Objective A »
Swap "intended model" for "standard model" in the discussion of formal languages, and reproduce the span between "E-mail: info<at>simple-line<dot>de" and "have ever said.", inclusive.

From: G. Frege on
On Thu, 20 Dec 2007 19:59:04 -0800 (PST), MoeBlee <jazzmobe(a)hotmail.com>
wrote:

>>
>> [I'm sure that this is what he originally had in mind here. ;-)]
>>
> But what makes it egregious is that he was, in his usually charming
> way, storming in tell everybody else that they're wrong (they
> weren't), and even breathing fire about getting the definition wrong
> when it wasn't even a DEFINITION that was at stake.
>
Yes, yes, we know good old george. :-) On the other hand, his posting
manners have improved considerably in recent years. (Did you notice
that?)


F.

--

E-mail: info<at>simple-line<dot>de
From: herbzet on


Peter_Smith wrote:
> george wrote:
> > Prof.Smith and I have been talking, for example, about the
> > intended model vs. the formal language. He is the one who
> > said that he didn't think formal languages should even be referred
> > to as a language. That is considerably less defensible than anything
> > *I* have ever said.
>
> What I said was that uninterpreted syntax is just that, uninterpreted.
> So not (yet) a vehicle for communicating anything. And so, in the
> ordinary sense of the term, not a language. Hardly an indefensible
> view.
>
> If some logicians, and according to George, many/most computer
> scientists do talk of uninterpreted syntax as a language (without
> qualification) then fine as long as the jargon is made clear: but it
> *is* in that usage specialist jargon, and not -- to my mind --
> entirely happy jargon as it is potentially misleading in various ways.
> I hesitate to add "as evidenced here".

I just want to mention that the FOL theories under discussion don't
come as entirely uninterpreted syntax. The logical operators (sentence
connectives, quantifiers) come pre-installed with meaning. The
"interpretation", in one technical sense, is confined to equipping
the predicates with reference, and supplying a domain of discourse
for that purpose. If the language contains constants and/or function
symbols, they too will have to be "interpreted" to have a fully
interpreted language.

Objective B »
Retype the rows below, from the line holding "nav-item-categories[interactable]: 分类 [324,875,432,960]" through the last row, both ends included.

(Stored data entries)
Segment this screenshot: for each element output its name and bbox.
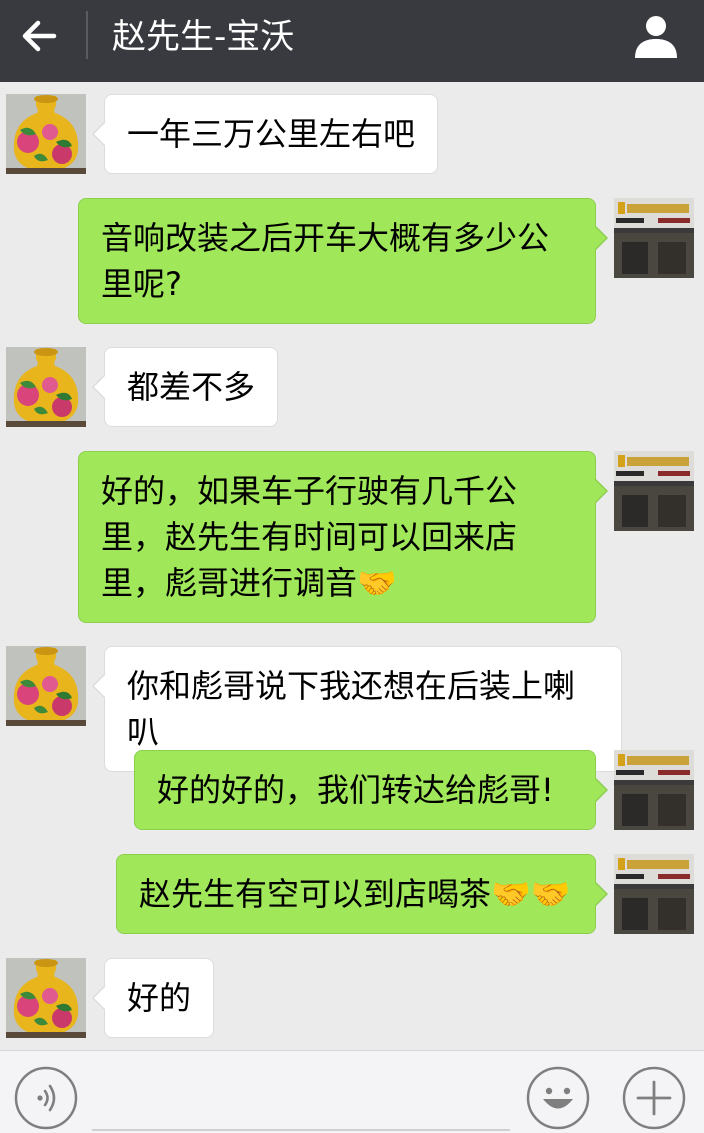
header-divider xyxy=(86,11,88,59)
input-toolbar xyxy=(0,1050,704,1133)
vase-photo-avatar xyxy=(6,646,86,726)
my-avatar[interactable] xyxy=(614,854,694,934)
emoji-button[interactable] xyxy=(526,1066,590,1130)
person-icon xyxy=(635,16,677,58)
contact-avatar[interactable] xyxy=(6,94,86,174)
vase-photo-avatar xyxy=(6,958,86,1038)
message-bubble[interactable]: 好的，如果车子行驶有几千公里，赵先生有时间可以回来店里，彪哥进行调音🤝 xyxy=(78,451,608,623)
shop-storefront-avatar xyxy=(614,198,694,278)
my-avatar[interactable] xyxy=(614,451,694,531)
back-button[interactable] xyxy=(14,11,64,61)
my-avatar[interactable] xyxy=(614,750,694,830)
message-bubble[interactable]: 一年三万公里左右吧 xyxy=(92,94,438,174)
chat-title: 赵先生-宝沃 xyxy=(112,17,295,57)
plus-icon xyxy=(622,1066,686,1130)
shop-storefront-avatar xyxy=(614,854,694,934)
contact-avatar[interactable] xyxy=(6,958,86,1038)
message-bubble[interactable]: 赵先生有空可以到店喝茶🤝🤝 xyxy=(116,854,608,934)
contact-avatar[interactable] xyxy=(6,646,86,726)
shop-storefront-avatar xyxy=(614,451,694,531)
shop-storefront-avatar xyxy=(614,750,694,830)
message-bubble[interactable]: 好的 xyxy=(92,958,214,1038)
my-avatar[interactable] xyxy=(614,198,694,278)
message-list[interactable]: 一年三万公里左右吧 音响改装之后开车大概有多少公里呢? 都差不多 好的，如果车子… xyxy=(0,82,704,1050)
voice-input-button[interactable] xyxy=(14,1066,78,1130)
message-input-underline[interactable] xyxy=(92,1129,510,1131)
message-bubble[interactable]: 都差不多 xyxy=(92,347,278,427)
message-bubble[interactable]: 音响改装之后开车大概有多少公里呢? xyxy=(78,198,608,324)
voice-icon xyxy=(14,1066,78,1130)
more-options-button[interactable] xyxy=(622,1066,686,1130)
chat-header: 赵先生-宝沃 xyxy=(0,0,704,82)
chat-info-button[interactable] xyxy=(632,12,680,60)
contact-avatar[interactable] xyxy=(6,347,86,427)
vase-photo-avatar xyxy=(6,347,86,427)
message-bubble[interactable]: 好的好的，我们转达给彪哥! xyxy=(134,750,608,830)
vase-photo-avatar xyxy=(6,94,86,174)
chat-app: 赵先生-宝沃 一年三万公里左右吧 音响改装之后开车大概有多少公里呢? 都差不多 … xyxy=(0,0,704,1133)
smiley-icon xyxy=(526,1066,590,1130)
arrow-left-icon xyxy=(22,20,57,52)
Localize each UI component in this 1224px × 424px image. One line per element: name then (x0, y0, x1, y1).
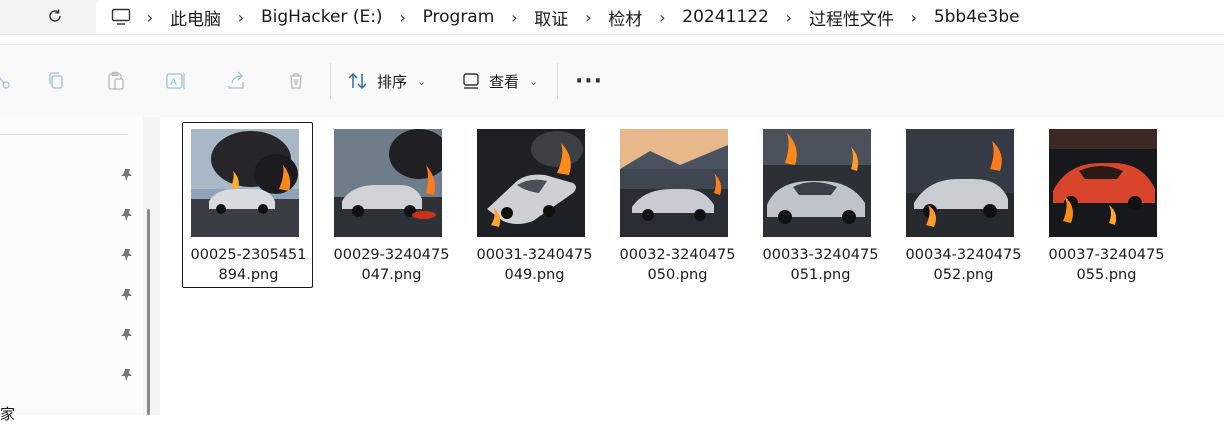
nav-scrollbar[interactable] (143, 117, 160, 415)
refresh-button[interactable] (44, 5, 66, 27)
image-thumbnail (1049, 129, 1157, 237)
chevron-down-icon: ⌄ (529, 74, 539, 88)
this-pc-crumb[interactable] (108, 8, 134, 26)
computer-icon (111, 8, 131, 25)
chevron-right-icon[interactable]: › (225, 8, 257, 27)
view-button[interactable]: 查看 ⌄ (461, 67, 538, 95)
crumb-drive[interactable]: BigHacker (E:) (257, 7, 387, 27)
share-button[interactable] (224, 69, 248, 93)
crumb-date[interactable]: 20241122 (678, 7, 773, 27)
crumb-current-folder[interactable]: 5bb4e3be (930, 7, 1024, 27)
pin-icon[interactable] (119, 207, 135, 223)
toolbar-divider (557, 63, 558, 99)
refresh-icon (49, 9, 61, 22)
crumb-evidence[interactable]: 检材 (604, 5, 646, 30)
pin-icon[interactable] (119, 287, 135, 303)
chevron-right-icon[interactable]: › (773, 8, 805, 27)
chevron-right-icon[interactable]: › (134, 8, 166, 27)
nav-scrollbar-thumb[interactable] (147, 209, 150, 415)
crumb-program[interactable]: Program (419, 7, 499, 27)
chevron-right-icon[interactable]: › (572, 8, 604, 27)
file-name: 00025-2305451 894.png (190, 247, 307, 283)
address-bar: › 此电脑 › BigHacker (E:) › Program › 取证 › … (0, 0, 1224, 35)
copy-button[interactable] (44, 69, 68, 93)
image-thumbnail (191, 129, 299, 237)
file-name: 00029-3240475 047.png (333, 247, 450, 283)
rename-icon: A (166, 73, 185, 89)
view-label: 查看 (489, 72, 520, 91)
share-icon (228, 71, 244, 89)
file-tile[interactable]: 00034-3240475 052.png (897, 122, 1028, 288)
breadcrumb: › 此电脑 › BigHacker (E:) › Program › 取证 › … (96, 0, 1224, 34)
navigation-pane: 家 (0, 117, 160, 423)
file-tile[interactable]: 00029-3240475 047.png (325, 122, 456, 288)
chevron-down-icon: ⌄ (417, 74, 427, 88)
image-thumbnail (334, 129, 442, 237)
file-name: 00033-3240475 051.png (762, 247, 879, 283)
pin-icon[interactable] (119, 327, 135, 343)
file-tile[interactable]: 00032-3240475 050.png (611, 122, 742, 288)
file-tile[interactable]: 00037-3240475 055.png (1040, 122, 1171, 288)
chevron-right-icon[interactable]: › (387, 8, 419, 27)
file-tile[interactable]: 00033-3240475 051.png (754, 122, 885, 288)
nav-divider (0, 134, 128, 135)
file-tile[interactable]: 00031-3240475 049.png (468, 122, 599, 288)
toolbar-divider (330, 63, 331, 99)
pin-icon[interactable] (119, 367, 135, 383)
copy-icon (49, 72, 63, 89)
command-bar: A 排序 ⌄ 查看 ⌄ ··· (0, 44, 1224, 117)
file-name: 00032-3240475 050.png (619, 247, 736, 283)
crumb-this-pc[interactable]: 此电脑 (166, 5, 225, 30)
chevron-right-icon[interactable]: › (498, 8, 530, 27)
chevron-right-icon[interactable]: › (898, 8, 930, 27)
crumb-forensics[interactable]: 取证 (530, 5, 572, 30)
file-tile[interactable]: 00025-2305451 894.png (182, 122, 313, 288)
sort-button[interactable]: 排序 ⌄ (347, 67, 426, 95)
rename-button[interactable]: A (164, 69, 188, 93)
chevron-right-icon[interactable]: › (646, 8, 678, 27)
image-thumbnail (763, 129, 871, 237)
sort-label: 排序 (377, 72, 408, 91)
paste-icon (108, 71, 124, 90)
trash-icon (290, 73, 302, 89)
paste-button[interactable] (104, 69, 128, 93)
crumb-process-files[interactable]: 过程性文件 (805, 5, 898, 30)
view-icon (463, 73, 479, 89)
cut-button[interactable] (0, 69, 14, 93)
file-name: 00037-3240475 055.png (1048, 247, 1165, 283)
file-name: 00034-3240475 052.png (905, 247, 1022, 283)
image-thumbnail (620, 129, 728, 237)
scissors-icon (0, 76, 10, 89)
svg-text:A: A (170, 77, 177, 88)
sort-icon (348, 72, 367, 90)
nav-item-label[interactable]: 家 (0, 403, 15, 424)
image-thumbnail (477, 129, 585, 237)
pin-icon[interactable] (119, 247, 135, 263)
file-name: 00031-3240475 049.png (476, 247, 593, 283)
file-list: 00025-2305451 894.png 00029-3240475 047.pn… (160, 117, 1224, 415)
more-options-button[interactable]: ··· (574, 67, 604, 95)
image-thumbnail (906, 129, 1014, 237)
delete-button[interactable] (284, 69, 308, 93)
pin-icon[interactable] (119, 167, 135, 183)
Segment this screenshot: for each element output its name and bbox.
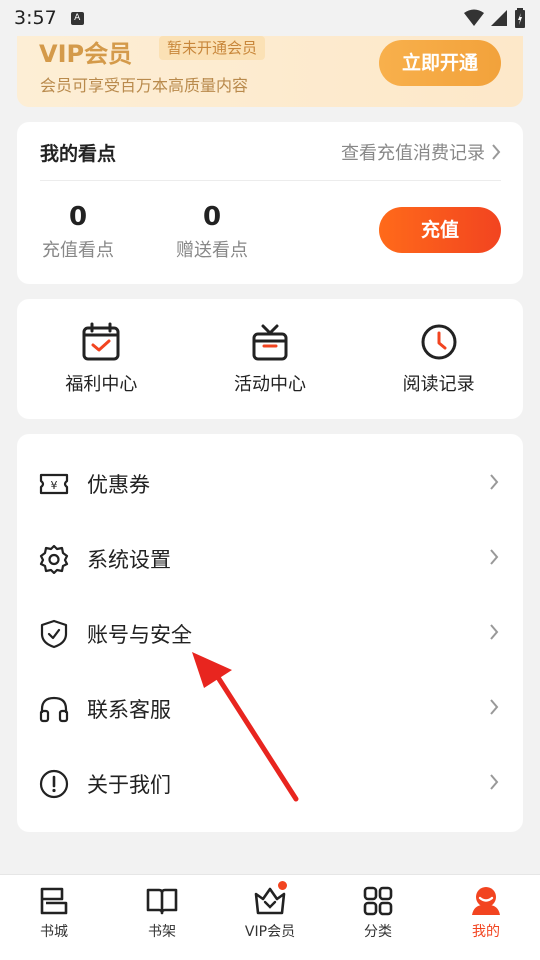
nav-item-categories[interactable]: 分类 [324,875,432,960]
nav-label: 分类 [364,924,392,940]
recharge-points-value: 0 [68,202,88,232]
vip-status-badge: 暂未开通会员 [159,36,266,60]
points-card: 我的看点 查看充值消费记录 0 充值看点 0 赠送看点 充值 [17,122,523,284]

Final result A »
E-mail: info<at>simple-line<dot>de
From: herbzet on


Peter_Smith wrote:
> george wrote:
> > Prof.Smith and I have been talking, for example, about the
> > standard model vs. the formal language. He is the one who
> > said that he didn't think formal languages should even be referred
> > to as a language. That is considerably less defensible than anything
> > *I* have ever said.

Final result B »
nav-item-categories[interactable]: 分类 [324,875,432,960]
nav-label: 分类 [364,924,392,940]
recharge-points-value: 0 [68,202,88,232]
vip-status-badge: 暂未开通会员 [159,36,266,60]
points-card: 我的看点 查看充值消费记录 0 充值看点 0 赠送看点 充值 [17,122,523,284]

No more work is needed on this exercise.